A few years back, my then-high-school-attending son received a detention. Not for inappropriate language or behaviour, but solely because his shirt-tail was untucked. Although I allow some room in his narration of his universe for embellishment and even, at times, truth-twisting, I believed him on this one. And that is because, over the several years previous, I had become acquainted with the Uniformists.
My children all went to public schools, and their elementary and high schools promulgated strict dress codes. From the outset, I was never completely in favour of all this uniformity. Being a child of the 60s, I was required to wear a tunic for precisely one year, which was abandoned after it was “recognized” that this “stifled self-expression and creativity.” I use quotation marks because the received wisdom in these Oh-Oh years is quite different – now, uniforms are supposed to “create an environment conducive to learning,” a sense of “community among students,” and, not least, a muting of the intense competitive consumerism that lurks among the bad memories of we who are now parents ourselves. Fair enough; the schools my children frequented were good schools, and they were fixed (fixated?) on uniforms. So I could hardly join these communities hoping to make them conform to my thinking. But that didn’t mean I couldn’t ask questions. And, with that detention fresh in my mind, the question became: How uniform is uniform enough? One of the schools insisted on a certain type of shoe, the other that white oxford-style shirts or t-shirts are no longer acceptable, only polo shirts, with the knit collars and the three buttons. There was always some newer affectation, for example that shirts be monogrammed with the school name/logo.

# [RECORD EXCERPTS]

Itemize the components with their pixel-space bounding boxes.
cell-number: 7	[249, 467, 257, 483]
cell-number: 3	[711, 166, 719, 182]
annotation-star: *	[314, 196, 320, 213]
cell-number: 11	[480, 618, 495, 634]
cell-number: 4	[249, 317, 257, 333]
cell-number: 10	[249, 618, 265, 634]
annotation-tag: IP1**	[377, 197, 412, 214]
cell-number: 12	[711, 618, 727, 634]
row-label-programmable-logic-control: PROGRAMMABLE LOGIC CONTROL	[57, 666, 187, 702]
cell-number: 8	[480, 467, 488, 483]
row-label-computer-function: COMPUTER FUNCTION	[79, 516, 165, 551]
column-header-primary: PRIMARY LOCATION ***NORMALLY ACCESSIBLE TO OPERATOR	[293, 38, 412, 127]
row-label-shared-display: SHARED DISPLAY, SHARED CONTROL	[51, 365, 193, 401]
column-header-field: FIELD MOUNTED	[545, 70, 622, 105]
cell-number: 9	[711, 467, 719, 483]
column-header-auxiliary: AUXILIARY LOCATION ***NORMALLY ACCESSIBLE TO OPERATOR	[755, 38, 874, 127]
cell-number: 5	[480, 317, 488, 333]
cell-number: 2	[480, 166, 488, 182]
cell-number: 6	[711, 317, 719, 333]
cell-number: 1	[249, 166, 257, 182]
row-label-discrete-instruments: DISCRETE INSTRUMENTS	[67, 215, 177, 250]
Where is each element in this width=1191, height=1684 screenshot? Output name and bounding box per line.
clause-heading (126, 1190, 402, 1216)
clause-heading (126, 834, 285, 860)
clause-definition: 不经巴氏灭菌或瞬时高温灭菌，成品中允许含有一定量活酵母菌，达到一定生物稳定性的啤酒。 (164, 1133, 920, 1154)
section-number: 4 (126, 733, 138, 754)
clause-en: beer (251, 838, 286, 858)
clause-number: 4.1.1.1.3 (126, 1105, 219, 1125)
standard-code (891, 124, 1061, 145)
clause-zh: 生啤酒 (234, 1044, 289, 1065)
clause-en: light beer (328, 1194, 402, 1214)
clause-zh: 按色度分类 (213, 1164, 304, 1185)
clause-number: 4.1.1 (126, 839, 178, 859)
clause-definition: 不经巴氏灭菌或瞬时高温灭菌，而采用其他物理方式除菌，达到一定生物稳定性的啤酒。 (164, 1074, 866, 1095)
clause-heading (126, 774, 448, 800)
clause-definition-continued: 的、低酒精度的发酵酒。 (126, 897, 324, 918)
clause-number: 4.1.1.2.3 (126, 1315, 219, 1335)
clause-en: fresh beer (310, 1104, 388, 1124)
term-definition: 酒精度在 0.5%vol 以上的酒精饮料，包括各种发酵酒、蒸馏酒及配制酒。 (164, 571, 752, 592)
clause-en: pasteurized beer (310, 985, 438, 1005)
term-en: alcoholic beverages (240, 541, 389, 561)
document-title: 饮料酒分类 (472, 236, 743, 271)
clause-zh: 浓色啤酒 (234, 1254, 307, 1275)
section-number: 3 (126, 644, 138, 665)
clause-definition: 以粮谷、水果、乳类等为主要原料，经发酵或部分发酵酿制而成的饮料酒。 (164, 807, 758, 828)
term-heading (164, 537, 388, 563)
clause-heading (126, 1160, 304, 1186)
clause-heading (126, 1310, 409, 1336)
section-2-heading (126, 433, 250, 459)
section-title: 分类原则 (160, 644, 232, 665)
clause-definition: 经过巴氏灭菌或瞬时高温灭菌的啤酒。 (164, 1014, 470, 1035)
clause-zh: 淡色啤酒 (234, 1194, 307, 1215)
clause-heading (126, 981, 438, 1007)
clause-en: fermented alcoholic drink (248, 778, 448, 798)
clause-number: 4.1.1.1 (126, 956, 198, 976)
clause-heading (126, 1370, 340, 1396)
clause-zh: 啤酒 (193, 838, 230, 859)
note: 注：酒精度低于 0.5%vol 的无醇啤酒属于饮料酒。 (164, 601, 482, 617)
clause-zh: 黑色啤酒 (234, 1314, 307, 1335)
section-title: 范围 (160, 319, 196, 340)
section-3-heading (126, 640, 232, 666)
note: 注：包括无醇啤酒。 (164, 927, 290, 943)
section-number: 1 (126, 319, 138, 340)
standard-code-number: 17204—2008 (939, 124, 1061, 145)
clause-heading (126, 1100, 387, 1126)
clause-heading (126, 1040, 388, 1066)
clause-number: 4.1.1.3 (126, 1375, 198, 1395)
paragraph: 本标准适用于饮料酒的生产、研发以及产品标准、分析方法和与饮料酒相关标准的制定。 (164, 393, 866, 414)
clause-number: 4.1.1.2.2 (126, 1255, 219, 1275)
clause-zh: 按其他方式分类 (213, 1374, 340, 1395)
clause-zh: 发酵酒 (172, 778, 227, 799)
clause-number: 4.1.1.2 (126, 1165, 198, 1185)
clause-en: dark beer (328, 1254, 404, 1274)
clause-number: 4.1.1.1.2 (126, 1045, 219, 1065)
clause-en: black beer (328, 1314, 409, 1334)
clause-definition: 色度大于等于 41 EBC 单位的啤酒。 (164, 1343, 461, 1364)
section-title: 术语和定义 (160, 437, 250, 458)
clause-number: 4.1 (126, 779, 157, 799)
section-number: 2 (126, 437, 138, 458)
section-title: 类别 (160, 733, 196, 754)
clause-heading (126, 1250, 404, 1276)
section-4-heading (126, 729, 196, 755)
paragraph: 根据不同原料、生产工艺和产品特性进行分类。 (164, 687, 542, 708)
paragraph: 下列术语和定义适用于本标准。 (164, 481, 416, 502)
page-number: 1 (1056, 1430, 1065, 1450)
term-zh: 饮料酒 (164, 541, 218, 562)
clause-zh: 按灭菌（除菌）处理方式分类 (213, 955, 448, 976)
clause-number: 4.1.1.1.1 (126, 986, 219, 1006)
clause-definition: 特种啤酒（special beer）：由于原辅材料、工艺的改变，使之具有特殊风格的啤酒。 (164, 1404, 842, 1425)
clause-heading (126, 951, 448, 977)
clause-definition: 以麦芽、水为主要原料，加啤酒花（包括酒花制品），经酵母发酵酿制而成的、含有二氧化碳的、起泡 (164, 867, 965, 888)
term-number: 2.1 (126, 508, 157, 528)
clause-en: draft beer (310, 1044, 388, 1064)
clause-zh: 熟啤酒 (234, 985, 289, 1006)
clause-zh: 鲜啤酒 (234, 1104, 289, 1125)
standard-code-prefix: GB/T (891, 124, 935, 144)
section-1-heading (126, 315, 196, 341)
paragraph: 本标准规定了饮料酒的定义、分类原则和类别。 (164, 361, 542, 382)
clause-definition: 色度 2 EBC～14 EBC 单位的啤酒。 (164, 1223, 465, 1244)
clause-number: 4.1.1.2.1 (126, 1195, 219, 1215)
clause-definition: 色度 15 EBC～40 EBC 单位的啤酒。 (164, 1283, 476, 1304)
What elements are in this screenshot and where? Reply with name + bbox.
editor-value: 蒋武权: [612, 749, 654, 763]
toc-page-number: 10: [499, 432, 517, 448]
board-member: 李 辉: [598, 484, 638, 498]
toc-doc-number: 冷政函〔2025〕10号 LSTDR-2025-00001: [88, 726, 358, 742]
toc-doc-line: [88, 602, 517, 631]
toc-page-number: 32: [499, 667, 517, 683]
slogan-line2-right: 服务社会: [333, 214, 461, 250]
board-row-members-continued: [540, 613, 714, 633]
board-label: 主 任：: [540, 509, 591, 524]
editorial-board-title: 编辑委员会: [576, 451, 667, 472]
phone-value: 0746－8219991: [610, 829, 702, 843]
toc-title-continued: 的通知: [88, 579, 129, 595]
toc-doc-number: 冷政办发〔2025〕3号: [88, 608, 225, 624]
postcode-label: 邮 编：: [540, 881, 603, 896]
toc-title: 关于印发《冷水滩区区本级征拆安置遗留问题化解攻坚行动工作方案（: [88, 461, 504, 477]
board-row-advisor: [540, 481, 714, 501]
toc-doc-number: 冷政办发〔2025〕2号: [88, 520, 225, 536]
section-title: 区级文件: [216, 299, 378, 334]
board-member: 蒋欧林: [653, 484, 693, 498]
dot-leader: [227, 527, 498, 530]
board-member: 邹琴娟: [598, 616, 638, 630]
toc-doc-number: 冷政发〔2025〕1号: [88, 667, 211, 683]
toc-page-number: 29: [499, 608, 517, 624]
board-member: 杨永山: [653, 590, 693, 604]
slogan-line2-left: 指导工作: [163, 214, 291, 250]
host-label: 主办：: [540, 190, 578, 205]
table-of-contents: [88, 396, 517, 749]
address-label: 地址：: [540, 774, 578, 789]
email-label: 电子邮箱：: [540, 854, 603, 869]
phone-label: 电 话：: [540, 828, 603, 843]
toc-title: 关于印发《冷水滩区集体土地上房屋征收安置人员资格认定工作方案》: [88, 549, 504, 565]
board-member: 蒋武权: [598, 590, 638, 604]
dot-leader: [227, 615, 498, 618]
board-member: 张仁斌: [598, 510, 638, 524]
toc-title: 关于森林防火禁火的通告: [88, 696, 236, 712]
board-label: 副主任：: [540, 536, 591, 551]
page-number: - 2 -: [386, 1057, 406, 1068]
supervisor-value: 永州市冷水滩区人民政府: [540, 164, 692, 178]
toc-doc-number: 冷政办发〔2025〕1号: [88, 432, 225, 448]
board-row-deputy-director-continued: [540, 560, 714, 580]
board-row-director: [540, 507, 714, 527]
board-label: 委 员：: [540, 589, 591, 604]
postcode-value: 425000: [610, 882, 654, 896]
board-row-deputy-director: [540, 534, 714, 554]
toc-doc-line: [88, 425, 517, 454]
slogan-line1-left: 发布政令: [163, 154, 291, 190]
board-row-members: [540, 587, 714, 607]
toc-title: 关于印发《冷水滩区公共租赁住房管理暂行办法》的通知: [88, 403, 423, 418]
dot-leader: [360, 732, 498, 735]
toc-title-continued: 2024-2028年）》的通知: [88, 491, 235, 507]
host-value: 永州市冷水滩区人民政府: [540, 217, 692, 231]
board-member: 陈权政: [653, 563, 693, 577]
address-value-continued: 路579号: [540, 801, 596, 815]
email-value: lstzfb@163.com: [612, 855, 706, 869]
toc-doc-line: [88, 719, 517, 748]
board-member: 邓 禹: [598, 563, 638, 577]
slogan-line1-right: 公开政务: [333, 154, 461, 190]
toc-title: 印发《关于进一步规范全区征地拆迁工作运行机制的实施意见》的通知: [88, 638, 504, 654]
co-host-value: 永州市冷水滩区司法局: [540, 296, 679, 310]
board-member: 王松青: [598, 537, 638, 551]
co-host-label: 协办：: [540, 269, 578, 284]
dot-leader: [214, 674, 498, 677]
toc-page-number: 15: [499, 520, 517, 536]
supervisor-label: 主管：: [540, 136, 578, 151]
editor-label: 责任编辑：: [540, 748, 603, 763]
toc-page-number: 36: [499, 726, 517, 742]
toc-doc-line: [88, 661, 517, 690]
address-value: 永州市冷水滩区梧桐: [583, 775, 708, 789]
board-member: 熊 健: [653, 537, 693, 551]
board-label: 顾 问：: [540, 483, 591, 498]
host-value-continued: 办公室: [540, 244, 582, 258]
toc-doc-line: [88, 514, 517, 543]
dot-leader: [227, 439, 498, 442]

# [SET EXERCISE]
Rewrite the part of the text on school uniforms between "A few years" and "with the Uniformists.", inclusive, replacing "Uniformists" with "Dress Code Enthusiasts".

# [ANSWER TO THE TASK]
A few years back, my then-high-school-attending son received a detention. Not for inappropriate language or behaviour, but solely because his shirt-tail was untucked. Although I allow some room in his narration of his universe for embellishment and even, at times, truth-twisting, I believed him on this one. And that is because, over the several years previous, I had become acquainted with the Dress Code Enthusiasts.